## PROBLEM TO SOLVE
Gather, from the listing beneath this task, every line holding the string "进攻球员".
# # # # # # #
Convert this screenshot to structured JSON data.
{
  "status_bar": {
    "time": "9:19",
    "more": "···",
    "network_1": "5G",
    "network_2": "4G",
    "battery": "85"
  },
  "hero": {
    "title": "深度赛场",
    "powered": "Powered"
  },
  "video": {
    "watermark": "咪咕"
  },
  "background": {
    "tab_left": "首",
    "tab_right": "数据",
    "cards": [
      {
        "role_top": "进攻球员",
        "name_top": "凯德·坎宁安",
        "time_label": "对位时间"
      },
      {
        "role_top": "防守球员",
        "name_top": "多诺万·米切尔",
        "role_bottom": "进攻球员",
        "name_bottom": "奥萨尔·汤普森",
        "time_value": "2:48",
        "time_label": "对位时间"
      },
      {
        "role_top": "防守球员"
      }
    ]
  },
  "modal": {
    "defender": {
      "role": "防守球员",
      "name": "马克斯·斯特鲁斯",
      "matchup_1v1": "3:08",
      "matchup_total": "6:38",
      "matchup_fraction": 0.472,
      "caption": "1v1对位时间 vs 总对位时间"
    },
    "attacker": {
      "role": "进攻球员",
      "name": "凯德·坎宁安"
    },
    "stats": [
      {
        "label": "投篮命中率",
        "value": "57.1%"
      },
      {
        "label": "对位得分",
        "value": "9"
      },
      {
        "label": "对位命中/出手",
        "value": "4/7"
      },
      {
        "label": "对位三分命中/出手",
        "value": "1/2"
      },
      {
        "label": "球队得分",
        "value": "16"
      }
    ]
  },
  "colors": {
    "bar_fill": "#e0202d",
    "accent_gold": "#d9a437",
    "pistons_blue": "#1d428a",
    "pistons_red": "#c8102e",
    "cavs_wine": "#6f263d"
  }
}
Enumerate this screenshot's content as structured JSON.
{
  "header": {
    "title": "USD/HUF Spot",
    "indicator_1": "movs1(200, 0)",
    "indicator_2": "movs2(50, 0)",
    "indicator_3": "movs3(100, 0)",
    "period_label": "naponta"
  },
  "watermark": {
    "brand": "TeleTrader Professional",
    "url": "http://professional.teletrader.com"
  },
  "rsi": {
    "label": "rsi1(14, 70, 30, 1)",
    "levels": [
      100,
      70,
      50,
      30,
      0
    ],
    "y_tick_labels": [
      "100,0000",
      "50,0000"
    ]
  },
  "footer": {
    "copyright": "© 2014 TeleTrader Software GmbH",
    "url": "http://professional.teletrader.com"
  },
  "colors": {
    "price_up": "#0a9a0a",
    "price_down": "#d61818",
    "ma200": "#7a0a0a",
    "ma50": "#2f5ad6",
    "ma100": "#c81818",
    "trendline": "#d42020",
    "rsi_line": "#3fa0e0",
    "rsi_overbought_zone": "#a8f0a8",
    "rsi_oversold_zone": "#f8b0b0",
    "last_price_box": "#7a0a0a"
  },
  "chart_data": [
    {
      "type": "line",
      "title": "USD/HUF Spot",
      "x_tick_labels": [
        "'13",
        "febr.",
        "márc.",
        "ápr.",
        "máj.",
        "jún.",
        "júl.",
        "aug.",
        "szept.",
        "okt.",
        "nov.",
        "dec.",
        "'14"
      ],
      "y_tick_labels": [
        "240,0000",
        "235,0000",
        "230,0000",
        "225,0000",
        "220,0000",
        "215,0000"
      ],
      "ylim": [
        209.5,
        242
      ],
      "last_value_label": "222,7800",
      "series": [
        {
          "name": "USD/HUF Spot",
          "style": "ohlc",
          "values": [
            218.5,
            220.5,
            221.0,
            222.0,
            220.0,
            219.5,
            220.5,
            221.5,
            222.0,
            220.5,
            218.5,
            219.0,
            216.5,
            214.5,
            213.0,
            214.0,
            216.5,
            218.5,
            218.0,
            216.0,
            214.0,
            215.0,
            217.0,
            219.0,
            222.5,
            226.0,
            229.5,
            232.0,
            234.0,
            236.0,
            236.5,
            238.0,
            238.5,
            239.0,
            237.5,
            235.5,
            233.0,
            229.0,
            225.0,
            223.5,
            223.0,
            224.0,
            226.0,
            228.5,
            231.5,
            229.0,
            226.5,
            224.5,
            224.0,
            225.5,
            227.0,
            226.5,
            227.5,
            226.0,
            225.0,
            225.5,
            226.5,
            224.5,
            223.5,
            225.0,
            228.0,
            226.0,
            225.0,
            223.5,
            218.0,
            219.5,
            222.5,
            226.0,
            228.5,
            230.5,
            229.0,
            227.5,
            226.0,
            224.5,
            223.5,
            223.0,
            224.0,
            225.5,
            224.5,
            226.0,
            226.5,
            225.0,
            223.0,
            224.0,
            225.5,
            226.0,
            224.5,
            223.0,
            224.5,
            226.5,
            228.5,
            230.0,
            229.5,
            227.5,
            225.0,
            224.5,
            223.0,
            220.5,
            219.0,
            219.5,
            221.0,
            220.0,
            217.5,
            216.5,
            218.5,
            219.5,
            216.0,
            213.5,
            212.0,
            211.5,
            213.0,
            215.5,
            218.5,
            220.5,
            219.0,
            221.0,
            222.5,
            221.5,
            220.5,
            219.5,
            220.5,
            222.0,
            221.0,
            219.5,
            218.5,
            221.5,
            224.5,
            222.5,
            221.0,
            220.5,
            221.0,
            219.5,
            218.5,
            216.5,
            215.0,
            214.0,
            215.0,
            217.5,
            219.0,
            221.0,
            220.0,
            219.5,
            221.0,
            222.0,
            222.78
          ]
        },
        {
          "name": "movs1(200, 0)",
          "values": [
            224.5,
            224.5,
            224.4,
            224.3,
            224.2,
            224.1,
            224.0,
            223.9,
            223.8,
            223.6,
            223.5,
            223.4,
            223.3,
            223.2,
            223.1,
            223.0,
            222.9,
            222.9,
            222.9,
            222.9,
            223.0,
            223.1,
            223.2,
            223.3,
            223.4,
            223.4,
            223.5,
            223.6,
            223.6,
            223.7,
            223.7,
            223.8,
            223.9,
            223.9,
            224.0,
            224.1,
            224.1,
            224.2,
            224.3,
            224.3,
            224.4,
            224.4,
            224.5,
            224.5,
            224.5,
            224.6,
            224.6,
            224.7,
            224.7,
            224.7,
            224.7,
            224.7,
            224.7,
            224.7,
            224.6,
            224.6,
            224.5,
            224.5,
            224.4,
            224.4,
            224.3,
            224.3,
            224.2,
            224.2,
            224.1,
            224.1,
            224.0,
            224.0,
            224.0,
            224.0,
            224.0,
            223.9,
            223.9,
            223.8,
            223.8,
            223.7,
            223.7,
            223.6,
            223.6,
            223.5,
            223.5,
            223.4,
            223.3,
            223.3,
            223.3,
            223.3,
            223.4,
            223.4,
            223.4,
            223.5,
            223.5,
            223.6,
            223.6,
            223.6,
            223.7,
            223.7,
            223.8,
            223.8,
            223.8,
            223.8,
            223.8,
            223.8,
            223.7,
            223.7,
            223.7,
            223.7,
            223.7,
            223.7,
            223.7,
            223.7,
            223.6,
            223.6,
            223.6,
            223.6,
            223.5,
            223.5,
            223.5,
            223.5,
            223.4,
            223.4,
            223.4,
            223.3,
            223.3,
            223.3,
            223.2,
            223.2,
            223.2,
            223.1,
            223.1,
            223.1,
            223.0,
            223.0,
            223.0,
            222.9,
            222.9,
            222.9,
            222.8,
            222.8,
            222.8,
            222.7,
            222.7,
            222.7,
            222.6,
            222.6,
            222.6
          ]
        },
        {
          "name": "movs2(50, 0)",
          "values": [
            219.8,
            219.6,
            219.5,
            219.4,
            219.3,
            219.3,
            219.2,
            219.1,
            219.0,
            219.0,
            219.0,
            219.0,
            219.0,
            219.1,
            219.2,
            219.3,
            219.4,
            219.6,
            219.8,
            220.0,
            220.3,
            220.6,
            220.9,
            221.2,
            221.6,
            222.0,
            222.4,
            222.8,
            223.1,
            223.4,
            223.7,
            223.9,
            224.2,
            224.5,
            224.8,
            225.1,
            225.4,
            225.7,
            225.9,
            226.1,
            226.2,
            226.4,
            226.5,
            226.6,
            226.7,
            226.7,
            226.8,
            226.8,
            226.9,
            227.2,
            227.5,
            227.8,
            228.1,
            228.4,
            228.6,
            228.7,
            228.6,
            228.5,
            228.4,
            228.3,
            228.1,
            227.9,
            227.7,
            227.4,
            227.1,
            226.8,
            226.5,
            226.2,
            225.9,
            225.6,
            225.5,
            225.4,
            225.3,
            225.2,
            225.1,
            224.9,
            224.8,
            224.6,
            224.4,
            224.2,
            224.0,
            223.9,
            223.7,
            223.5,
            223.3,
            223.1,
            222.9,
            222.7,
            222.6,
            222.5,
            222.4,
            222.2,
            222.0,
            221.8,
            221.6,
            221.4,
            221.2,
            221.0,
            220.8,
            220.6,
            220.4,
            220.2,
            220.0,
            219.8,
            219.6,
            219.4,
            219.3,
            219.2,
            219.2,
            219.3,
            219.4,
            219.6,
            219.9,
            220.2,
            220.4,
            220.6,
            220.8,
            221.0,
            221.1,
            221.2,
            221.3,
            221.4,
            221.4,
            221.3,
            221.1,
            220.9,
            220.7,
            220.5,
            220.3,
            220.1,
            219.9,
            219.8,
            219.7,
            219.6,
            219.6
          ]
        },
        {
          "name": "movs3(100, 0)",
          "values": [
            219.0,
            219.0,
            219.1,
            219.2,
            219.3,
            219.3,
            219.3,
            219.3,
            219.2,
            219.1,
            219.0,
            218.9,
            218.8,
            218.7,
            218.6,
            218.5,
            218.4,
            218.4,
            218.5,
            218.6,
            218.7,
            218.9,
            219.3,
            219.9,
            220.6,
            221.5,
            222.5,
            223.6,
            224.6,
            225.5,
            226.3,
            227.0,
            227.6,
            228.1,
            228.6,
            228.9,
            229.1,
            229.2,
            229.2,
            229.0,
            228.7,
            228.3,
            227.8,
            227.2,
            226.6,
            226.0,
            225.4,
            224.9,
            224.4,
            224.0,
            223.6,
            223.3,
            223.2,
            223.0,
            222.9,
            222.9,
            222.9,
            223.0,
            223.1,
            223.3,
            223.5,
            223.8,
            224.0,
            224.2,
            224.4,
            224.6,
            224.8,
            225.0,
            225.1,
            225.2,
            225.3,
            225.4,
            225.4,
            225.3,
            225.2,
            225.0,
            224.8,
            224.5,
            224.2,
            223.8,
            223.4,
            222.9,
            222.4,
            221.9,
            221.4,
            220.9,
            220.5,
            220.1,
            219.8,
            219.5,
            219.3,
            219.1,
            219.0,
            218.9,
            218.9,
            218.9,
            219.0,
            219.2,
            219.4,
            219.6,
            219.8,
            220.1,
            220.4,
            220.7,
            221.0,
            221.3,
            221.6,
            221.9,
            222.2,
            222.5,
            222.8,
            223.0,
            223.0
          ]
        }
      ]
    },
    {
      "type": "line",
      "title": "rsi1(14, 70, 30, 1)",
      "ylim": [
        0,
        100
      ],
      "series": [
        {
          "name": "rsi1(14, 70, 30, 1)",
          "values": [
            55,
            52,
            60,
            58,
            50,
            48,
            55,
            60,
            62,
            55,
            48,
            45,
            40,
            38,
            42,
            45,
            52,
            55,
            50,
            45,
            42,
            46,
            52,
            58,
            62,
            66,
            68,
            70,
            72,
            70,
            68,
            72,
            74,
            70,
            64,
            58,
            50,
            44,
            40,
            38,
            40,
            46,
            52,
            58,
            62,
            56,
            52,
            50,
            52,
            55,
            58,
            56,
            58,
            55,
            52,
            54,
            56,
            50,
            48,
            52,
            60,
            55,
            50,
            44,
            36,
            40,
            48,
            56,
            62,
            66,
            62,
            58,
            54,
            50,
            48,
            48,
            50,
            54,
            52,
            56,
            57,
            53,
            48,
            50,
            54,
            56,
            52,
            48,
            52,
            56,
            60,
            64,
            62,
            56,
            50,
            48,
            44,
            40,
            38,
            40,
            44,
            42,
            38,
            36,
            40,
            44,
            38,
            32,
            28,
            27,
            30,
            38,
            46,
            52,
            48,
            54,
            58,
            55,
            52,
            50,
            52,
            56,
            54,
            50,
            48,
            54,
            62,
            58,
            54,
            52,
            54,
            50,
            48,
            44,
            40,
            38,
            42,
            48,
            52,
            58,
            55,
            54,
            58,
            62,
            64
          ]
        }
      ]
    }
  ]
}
# # # # # # #
## WRITTEN RESPONSE
        "role_top": "进攻球员",
        "role_bottom": "进攻球员",
      "role": "进攻球员",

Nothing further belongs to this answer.